▶ _Problem to work on_: Find all lines in the listing that include the word "this", then copy them.
==== Records provided
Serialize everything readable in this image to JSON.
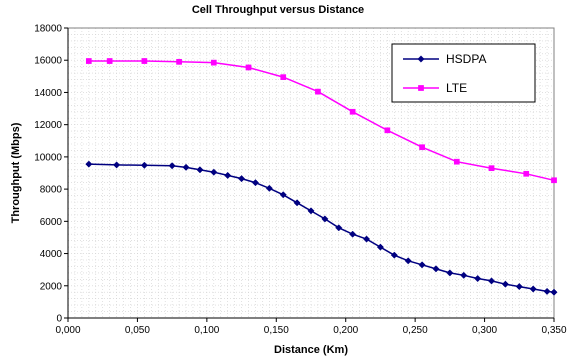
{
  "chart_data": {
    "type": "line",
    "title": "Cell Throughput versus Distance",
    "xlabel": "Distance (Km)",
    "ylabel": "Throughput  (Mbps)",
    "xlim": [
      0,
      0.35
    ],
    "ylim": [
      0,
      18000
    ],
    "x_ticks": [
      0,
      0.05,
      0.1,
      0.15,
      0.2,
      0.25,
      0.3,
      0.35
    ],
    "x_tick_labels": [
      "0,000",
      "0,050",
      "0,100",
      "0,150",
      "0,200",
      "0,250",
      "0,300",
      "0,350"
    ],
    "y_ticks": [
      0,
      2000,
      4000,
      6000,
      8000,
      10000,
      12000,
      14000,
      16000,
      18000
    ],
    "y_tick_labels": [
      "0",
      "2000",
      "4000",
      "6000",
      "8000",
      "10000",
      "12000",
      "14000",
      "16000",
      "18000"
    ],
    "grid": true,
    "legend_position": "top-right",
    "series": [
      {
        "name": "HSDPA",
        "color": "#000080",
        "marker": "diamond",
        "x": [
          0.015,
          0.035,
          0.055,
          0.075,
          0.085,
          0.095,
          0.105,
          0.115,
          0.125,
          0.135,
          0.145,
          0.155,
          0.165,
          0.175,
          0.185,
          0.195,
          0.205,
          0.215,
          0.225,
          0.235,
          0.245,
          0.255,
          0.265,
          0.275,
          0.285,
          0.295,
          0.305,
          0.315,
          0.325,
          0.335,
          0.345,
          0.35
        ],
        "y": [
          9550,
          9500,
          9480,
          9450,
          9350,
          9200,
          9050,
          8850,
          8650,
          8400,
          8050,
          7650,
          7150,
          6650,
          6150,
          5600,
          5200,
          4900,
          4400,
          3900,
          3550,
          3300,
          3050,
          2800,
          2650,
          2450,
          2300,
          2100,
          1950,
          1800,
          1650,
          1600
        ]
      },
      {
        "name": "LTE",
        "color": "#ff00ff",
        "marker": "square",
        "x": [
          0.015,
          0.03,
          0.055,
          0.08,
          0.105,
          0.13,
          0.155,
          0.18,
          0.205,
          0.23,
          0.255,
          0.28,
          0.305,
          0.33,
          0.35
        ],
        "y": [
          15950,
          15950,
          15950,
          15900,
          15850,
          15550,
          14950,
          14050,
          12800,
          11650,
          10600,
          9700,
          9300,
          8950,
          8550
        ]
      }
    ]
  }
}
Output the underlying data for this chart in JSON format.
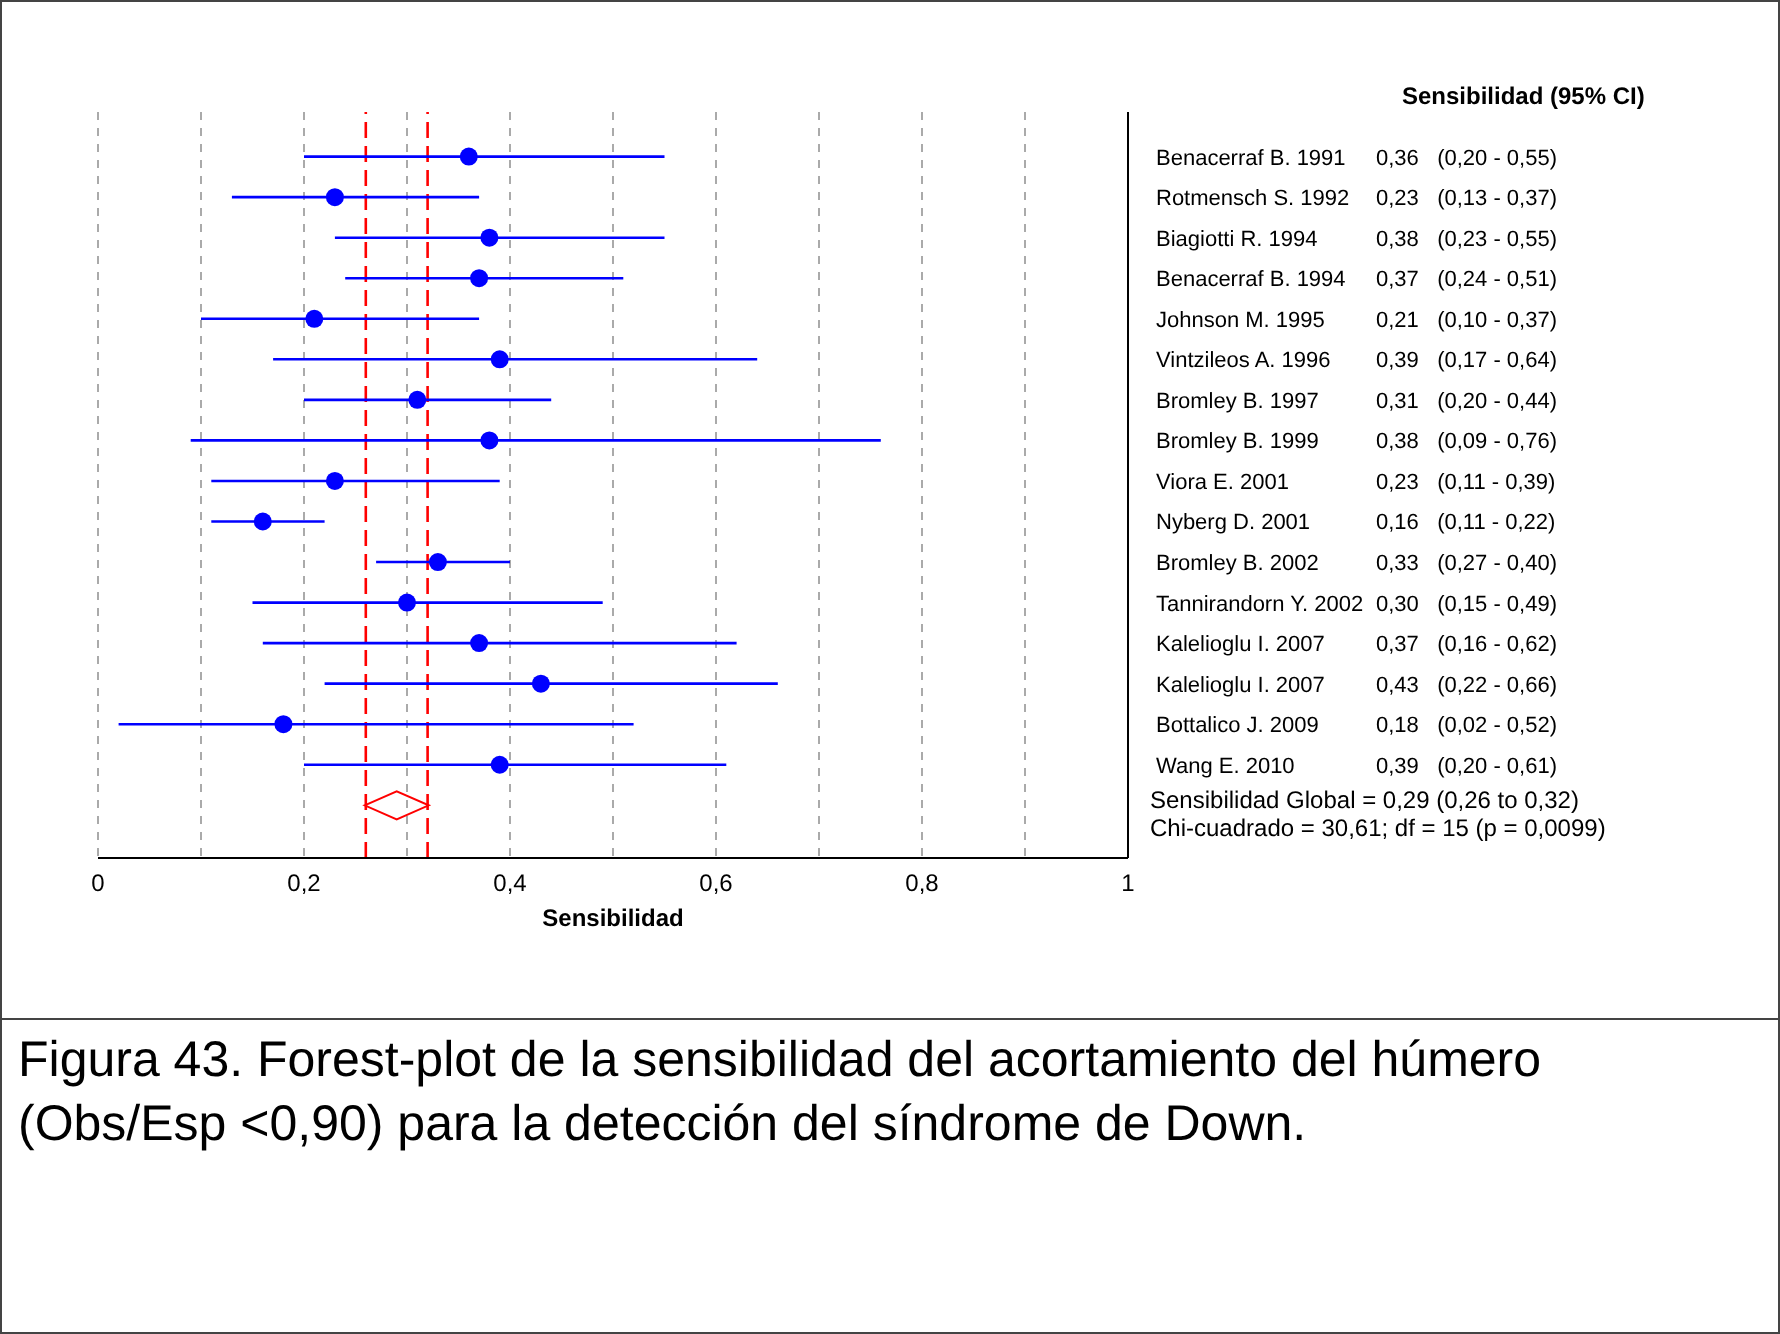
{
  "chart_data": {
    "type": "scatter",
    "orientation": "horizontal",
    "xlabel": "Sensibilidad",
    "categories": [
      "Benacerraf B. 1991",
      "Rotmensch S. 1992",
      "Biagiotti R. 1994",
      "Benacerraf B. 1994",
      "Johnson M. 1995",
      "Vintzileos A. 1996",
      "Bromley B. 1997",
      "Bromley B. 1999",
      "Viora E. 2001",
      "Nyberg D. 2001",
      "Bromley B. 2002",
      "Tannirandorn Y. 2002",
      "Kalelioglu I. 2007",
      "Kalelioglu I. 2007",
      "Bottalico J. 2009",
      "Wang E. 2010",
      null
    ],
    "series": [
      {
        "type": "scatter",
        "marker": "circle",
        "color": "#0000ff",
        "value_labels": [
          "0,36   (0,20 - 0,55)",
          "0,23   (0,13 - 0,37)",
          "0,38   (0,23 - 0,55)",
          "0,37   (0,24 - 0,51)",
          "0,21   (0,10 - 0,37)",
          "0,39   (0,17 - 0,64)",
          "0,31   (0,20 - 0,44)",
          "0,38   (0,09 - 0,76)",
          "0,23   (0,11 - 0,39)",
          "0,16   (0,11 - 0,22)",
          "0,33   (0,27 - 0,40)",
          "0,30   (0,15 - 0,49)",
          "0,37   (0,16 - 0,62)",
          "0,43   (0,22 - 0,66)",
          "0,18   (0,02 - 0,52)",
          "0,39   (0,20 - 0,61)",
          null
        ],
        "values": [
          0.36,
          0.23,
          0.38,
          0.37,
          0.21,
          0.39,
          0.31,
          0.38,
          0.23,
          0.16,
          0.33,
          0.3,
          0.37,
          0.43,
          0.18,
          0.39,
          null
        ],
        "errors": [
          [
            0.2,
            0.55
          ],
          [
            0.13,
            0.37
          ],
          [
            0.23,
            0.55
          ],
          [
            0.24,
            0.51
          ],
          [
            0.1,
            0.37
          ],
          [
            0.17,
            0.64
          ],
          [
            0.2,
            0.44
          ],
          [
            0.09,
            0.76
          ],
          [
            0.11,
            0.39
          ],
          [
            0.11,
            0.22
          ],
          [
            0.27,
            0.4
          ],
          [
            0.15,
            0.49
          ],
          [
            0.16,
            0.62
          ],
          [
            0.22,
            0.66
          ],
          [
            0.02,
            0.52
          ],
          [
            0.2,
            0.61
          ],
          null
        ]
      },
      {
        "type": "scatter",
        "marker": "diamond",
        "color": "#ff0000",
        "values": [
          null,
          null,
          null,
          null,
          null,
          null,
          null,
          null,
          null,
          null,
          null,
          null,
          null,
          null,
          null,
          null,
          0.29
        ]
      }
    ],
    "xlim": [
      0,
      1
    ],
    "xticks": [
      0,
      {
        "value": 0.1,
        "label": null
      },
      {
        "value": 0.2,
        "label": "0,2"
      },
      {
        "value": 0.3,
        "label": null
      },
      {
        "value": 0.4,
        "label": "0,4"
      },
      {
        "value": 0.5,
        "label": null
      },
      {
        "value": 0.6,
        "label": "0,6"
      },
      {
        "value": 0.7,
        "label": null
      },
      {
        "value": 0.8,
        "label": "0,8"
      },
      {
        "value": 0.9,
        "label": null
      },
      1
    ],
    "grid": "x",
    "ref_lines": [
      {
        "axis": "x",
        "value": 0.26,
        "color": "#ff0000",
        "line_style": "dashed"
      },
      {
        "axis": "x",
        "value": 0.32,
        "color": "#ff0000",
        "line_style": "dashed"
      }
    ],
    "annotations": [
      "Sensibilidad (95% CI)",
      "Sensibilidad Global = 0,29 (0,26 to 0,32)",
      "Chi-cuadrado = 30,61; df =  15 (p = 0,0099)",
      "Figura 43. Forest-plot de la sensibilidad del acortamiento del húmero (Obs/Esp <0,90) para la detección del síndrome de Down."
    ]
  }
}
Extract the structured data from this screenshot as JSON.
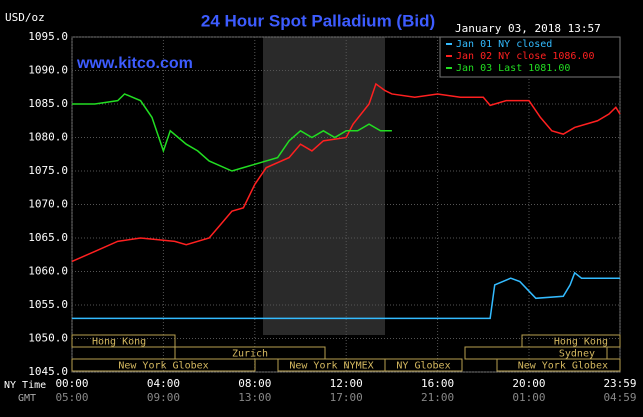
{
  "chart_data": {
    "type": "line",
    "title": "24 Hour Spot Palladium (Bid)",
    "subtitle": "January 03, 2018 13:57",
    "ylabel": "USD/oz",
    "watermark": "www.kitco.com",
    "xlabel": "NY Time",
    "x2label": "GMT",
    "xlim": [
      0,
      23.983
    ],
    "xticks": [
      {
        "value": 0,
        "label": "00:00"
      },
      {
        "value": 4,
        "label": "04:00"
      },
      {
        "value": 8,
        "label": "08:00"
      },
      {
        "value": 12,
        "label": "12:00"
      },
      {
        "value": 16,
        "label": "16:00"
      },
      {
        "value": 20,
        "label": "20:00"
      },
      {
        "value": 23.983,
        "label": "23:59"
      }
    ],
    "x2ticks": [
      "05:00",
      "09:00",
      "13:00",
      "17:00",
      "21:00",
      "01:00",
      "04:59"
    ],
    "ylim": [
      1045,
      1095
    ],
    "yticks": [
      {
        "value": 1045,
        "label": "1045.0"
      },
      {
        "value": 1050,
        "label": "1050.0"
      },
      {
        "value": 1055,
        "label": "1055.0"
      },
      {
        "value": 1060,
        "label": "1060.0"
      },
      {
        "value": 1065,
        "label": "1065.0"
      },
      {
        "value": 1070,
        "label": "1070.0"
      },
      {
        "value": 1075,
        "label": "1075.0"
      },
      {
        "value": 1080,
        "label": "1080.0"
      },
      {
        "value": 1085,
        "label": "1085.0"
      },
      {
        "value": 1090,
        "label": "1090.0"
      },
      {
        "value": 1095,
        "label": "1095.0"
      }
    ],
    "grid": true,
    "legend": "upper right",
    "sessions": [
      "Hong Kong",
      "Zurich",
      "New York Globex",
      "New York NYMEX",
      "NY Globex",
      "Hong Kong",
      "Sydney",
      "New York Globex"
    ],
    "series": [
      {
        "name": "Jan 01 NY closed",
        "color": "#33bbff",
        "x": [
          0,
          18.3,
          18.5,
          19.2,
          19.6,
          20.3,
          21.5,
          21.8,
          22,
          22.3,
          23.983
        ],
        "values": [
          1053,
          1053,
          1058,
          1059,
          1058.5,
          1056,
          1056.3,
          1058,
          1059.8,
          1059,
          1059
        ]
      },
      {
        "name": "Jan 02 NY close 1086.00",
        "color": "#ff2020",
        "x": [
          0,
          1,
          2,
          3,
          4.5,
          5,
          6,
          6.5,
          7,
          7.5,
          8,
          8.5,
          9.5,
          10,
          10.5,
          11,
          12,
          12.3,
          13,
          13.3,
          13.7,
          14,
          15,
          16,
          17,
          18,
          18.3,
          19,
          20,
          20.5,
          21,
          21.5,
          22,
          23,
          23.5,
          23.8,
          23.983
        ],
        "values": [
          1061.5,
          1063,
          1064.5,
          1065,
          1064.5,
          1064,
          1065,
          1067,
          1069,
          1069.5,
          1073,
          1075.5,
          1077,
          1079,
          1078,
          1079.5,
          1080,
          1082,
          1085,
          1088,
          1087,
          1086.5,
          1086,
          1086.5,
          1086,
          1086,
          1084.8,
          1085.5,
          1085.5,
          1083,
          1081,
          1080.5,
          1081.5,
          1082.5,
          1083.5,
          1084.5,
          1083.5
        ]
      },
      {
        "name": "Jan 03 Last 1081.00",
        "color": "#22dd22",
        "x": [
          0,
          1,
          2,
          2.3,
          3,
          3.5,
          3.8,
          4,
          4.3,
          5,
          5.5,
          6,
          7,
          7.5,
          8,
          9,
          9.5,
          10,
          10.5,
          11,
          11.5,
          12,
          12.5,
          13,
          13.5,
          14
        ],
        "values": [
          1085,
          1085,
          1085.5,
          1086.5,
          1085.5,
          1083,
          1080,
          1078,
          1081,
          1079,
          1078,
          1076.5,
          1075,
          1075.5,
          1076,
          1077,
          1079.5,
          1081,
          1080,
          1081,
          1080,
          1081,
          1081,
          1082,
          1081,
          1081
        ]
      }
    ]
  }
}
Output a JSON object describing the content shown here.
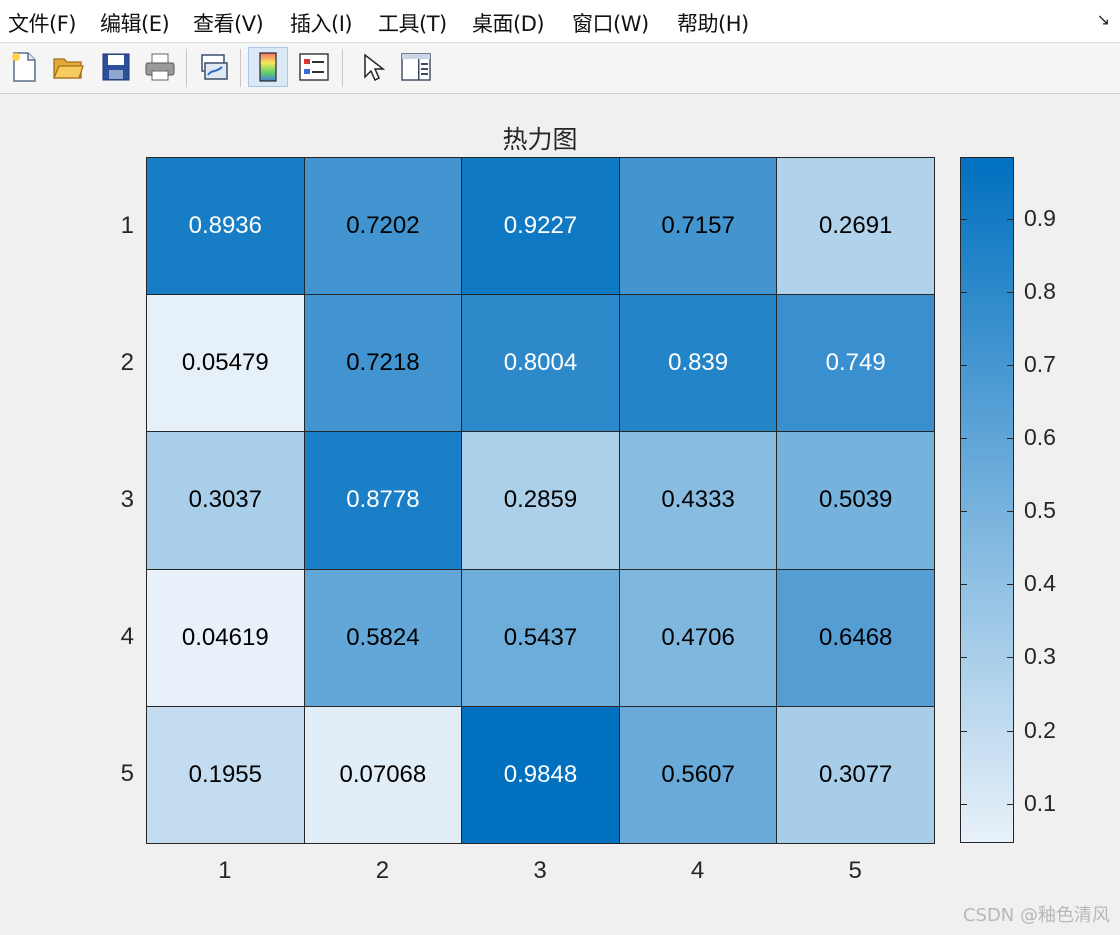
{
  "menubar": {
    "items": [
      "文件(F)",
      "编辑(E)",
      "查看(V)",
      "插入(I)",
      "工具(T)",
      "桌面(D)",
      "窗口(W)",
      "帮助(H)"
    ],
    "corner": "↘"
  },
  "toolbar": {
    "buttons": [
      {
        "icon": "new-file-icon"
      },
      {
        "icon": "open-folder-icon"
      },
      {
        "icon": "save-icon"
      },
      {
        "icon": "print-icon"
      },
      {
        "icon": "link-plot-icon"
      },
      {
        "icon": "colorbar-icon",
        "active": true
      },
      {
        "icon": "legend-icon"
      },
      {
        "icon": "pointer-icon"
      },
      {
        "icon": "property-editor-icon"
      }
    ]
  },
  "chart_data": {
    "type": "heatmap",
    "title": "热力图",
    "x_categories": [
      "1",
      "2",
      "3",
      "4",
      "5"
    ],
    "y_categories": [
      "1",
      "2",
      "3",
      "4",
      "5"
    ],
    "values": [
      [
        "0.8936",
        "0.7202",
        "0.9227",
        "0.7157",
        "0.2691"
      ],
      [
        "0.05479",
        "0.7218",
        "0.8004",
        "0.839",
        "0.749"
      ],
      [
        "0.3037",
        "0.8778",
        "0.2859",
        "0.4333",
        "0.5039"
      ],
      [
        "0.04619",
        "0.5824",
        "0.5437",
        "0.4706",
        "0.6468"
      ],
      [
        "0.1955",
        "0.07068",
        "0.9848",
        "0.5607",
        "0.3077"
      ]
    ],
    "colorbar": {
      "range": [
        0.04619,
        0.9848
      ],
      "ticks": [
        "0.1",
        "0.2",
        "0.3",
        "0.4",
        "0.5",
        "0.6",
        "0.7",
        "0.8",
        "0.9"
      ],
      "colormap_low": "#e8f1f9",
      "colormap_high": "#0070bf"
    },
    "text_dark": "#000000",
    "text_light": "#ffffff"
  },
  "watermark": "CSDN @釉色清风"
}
========
▶ _Task output_:
Serialize everything readable in this image to JSON.
Output the underlying data for this chart in JSON format.
Extract the structured data from this screenshot as JSON.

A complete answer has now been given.